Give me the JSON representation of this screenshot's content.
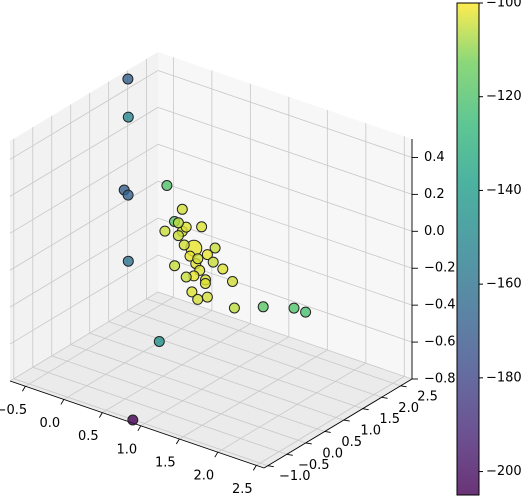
{
  "chart_data": {
    "type": "scatter",
    "projection": "3d",
    "title": "",
    "xlabel": "",
    "ylabel": "",
    "zlabel": "",
    "grid": true,
    "colormap": "viridis",
    "marker_edge_color": "#222222",
    "x_ticks": [
      "−0.5",
      "0.0",
      "0.5",
      "1.0",
      "1.5",
      "2.0",
      "2.5"
    ],
    "y_ticks": [
      "−1.0",
      "−0.5",
      "0.0",
      "0.5",
      "1.0",
      "1.5",
      "2.0",
      "2.5"
    ],
    "z_ticks": [
      "−0.8",
      "−0.6",
      "−0.4",
      "−0.2",
      "0.0",
      "0.2",
      "0.4"
    ],
    "xlim": [
      -0.7,
      2.6
    ],
    "ylim": [
      -1.1,
      2.8
    ],
    "zlim": [
      -0.8,
      0.5
    ],
    "colorbar": {
      "range": [
        -205,
        -100
      ],
      "ticks": [
        "−100",
        "−120",
        "−140",
        "−160",
        "−180",
        "−200"
      ],
      "tick_values": [
        -100,
        -120,
        -140,
        -160,
        -180,
        -200
      ]
    },
    "points": [
      {
        "x": -0.45,
        "y": 1.5,
        "z": 0.55,
        "c": -170,
        "s": 1
      },
      {
        "x": -0.05,
        "y": 0.7,
        "z": 0.5,
        "c": -150,
        "s": 1
      },
      {
        "x": 0.5,
        "y": 0.6,
        "z": 0.22,
        "c": -120,
        "s": 1
      },
      {
        "x": 0.55,
        "y": 0.7,
        "z": 0.02,
        "c": -118,
        "s": 1
      },
      {
        "x": -0.35,
        "y": 1.2,
        "z": 0.0,
        "c": -170,
        "s": 1
      },
      {
        "x": -0.3,
        "y": 1.2,
        "z": -0.02,
        "c": -168,
        "s": 1
      },
      {
        "x": -0.1,
        "y": 0.8,
        "z": -0.3,
        "c": -160,
        "s": 1
      },
      {
        "x": 0.5,
        "y": 0.4,
        "z": -0.6,
        "c": -145,
        "s": 1
      },
      {
        "x": 0.6,
        "y": -0.5,
        "z": -0.9,
        "c": -205,
        "s": 1
      },
      {
        "x": 1.9,
        "y": 0.3,
        "z": -0.2,
        "c": -118,
        "s": 1
      },
      {
        "x": 2.3,
        "y": 0.3,
        "z": -0.15,
        "c": -120,
        "s": 1
      },
      {
        "x": 2.45,
        "y": 0.3,
        "z": -0.15,
        "c": -122,
        "s": 1
      },
      {
        "x": 0.9,
        "y": 0.5,
        "z": -0.05,
        "c": -102,
        "s": 2.5
      },
      {
        "x": 0.7,
        "y": 0.6,
        "z": 0.0,
        "c": -104,
        "s": 1
      },
      {
        "x": 0.8,
        "y": 0.5,
        "z": 0.05,
        "c": -103,
        "s": 1
      },
      {
        "x": 0.65,
        "y": 0.6,
        "z": -0.03,
        "c": -105,
        "s": 1
      },
      {
        "x": 0.75,
        "y": 0.55,
        "z": -0.06,
        "c": -104,
        "s": 1
      },
      {
        "x": 0.6,
        "y": 0.7,
        "z": 0.02,
        "c": -106,
        "s": 1
      },
      {
        "x": 0.85,
        "y": 0.5,
        "z": -0.1,
        "c": -102,
        "s": 1
      },
      {
        "x": 0.95,
        "y": 0.45,
        "z": -0.12,
        "c": -103,
        "s": 1
      },
      {
        "x": 1.0,
        "y": 0.4,
        "z": -0.08,
        "c": -104,
        "s": 1
      },
      {
        "x": 1.1,
        "y": 0.45,
        "z": -0.05,
        "c": -102,
        "s": 1
      },
      {
        "x": 1.2,
        "y": 0.4,
        "z": -0.07,
        "c": -105,
        "s": 1
      },
      {
        "x": 1.35,
        "y": 0.35,
        "z": -0.08,
        "c": -103,
        "s": 1
      },
      {
        "x": 1.5,
        "y": 0.3,
        "z": -0.12,
        "c": -104,
        "s": 1
      },
      {
        "x": 1.55,
        "y": 0.25,
        "z": -0.25,
        "c": -106,
        "s": 1
      },
      {
        "x": 1.0,
        "y": 0.45,
        "z": -0.15,
        "c": -103,
        "s": 1
      },
      {
        "x": 1.1,
        "y": 0.4,
        "z": -0.18,
        "c": -104,
        "s": 1
      },
      {
        "x": 0.9,
        "y": 0.5,
        "z": -0.2,
        "c": -102,
        "s": 1
      },
      {
        "x": 0.8,
        "y": 0.5,
        "z": -0.22,
        "c": -105,
        "s": 1
      },
      {
        "x": 0.85,
        "y": 0.55,
        "z": -0.3,
        "c": -103,
        "s": 1
      },
      {
        "x": 1.1,
        "y": 0.45,
        "z": -0.28,
        "c": -104,
        "s": 1
      },
      {
        "x": 0.6,
        "y": 0.6,
        "z": -0.2,
        "c": -105,
        "s": 1
      },
      {
        "x": 1.0,
        "y": 0.5,
        "z": 0.08,
        "c": -103,
        "s": 1
      },
      {
        "x": 0.7,
        "y": 0.6,
        "z": 0.12,
        "c": -104,
        "s": 1
      },
      {
        "x": 1.2,
        "y": 0.45,
        "z": 0.0,
        "c": -105,
        "s": 1
      },
      {
        "x": 1.05,
        "y": 0.5,
        "z": -0.22,
        "c": -103,
        "s": 1
      },
      {
        "x": 0.95,
        "y": 0.5,
        "z": -0.32,
        "c": -104,
        "s": 1
      },
      {
        "x": 0.45,
        "y": 0.65,
        "z": -0.04,
        "c": -105,
        "s": 1
      }
    ]
  }
}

++++++

- What is required -
Omit every picture, then reproduce the rest of the listing exactly.

- Written solution -
Give me the JSON representation of this screenshot's content.
{
  "chart_data": {
    "type": "scatter",
    "projection": "3d",
    "title": "",
    "xlabel": "",
    "ylabel": "",
    "zlabel": "",
    "grid": true,
    "colormap": "viridis",
    "marker_edge_color": "#222222",
    "x_ticks": [
      "−0.5",
      "0.0",
      "0.5",
      "1.0",
      "1.5",
      "2.0",
      "2.5"
    ],
    "y_ticks": [
      "−1.0",
      "−0.5",
      "0.0",
      "0.5",
      "1.0",
      "1.5",
      "2.0",
      "2.5"
    ],
    "z_ticks": [
      "−0.8",
      "−0.6",
      "−0.4",
      "−0.2",
      "0.0",
      "0.2",
      "0.4"
    ],
    "xlim": [
      -0.7,
      2.6
    ],
    "ylim": [
      -1.1,
      2.8
    ],
    "zlim": [
      -0.8,
      0.5
    ],
    "colorbar": {
      "range": [
        -205,
        -100
      ],
      "ticks": [
        "−100",
        "−120",
        "−140",
        "−160",
        "−180",
        "−200"
      ],
      "tick_values": [
        -100,
        -120,
        -140,
        -160,
        -180,
        -200
      ]
    },
    "points": [
      {
        "x": -0.45,
        "y": 1.5,
        "z": 0.55,
        "c": -170,
        "s": 1
      },
      {
        "x": -0.05,
        "y": 0.7,
        "z": 0.5,
        "c": -150,
        "s": 1
      },
      {
        "x": 0.5,
        "y": 0.6,
        "z": 0.22,
        "c": -120,
        "s": 1
      },
      {
        "x": 0.55,
        "y": 0.7,
        "z": 0.02,
        "c": -118,
        "s": 1
      },
      {
        "x": -0.35,
        "y": 1.2,
        "z": 0.0,
        "c": -170,
        "s": 1
      },
      {
        "x": -0.3,
        "y": 1.2,
        "z": -0.02,
        "c": -168,
        "s": 1
      },
      {
        "x": -0.1,
        "y": 0.8,
        "z": -0.3,
        "c": -160,
        "s": 1
      },
      {
        "x": 0.5,
        "y": 0.4,
        "z": -0.6,
        "c": -145,
        "s": 1
      },
      {
        "x": 0.6,
        "y": -0.5,
        "z": -0.9,
        "c": -205,
        "s": 1
      },
      {
        "x": 1.9,
        "y": 0.3,
        "z": -0.2,
        "c": -118,
        "s": 1
      },
      {
        "x": 2.3,
        "y": 0.3,
        "z": -0.15,
        "c": -120,
        "s": 1
      },
      {
        "x": 2.45,
        "y": 0.3,
        "z": -0.15,
        "c": -122,
        "s": 1
      },
      {
        "x": 0.9,
        "y": 0.5,
        "z": -0.05,
        "c": -102,
        "s": 2.5
      },
      {
        "x": 0.7,
        "y": 0.6,
        "z": 0.0,
        "c": -104,
        "s": 1
      },
      {
        "x": 0.8,
        "y": 0.5,
        "z": 0.05,
        "c": -103,
        "s": 1
      },
      {
        "x": 0.65,
        "y": 0.6,
        "z": -0.03,
        "c": -105,
        "s": 1
      },
      {
        "x": 0.75,
        "y": 0.55,
        "z": -0.06,
        "c": -104,
        "s": 1
      },
      {
        "x": 0.6,
        "y": 0.7,
        "z": 0.02,
        "c": -106,
        "s": 1
      },
      {
        "x": 0.85,
        "y": 0.5,
        "z": -0.1,
        "c": -102,
        "s": 1
      },
      {
        "x": 0.95,
        "y": 0.45,
        "z": -0.12,
        "c": -103,
        "s": 1
      },
      {
        "x": 1.0,
        "y": 0.4,
        "z": -0.08,
        "c": -104,
        "s": 1
      },
      {
        "x": 1.1,
        "y": 0.45,
        "z": -0.05,
        "c": -102,
        "s": 1
      },
      {
        "x": 1.2,
        "y": 0.4,
        "z": -0.07,
        "c": -105,
        "s": 1
      },
      {
        "x": 1.35,
        "y": 0.35,
        "z": -0.08,
        "c": -103,
        "s": 1
      },
      {
        "x": 1.5,
        "y": 0.3,
        "z": -0.12,
        "c": -104,
        "s": 1
      },
      {
        "x": 1.55,
        "y": 0.25,
        "z": -0.25,
        "c": -106,
        "s": 1
      },
      {
        "x": 1.0,
        "y": 0.45,
        "z": -0.15,
        "c": -103,
        "s": 1
      },
      {
        "x": 1.1,
        "y": 0.4,
        "z": -0.18,
        "c": -104,
        "s": 1
      },
      {
        "x": 0.9,
        "y": 0.5,
        "z": -0.2,
        "c": -102,
        "s": 1
      },
      {
        "x": 0.8,
        "y": 0.5,
        "z": -0.22,
        "c": -105,
        "s": 1
      },
      {
        "x": 0.85,
        "y": 0.55,
        "z": -0.3,
        "c": -103,
        "s": 1
      },
      {
        "x": 1.1,
        "y": 0.45,
        "z": -0.28,
        "c": -104,
        "s": 1
      },
      {
        "x": 0.6,
        "y": 0.6,
        "z": -0.2,
        "c": -105,
        "s": 1
      },
      {
        "x": 1.0,
        "y": 0.5,
        "z": 0.08,
        "c": -103,
        "s": 1
      },
      {
        "x": 0.7,
        "y": 0.6,
        "z": 0.12,
        "c": -104,
        "s": 1
      },
      {
        "x": 1.2,
        "y": 0.45,
        "z": 0.0,
        "c": -105,
        "s": 1
      },
      {
        "x": 1.05,
        "y": 0.5,
        "z": -0.22,
        "c": -103,
        "s": 1
      },
      {
        "x": 0.95,
        "y": 0.5,
        "z": -0.32,
        "c": -104,
        "s": 1
      },
      {
        "x": 0.45,
        "y": 0.65,
        "z": -0.04,
        "c": -105,
        "s": 1
      }
    ]
  }
}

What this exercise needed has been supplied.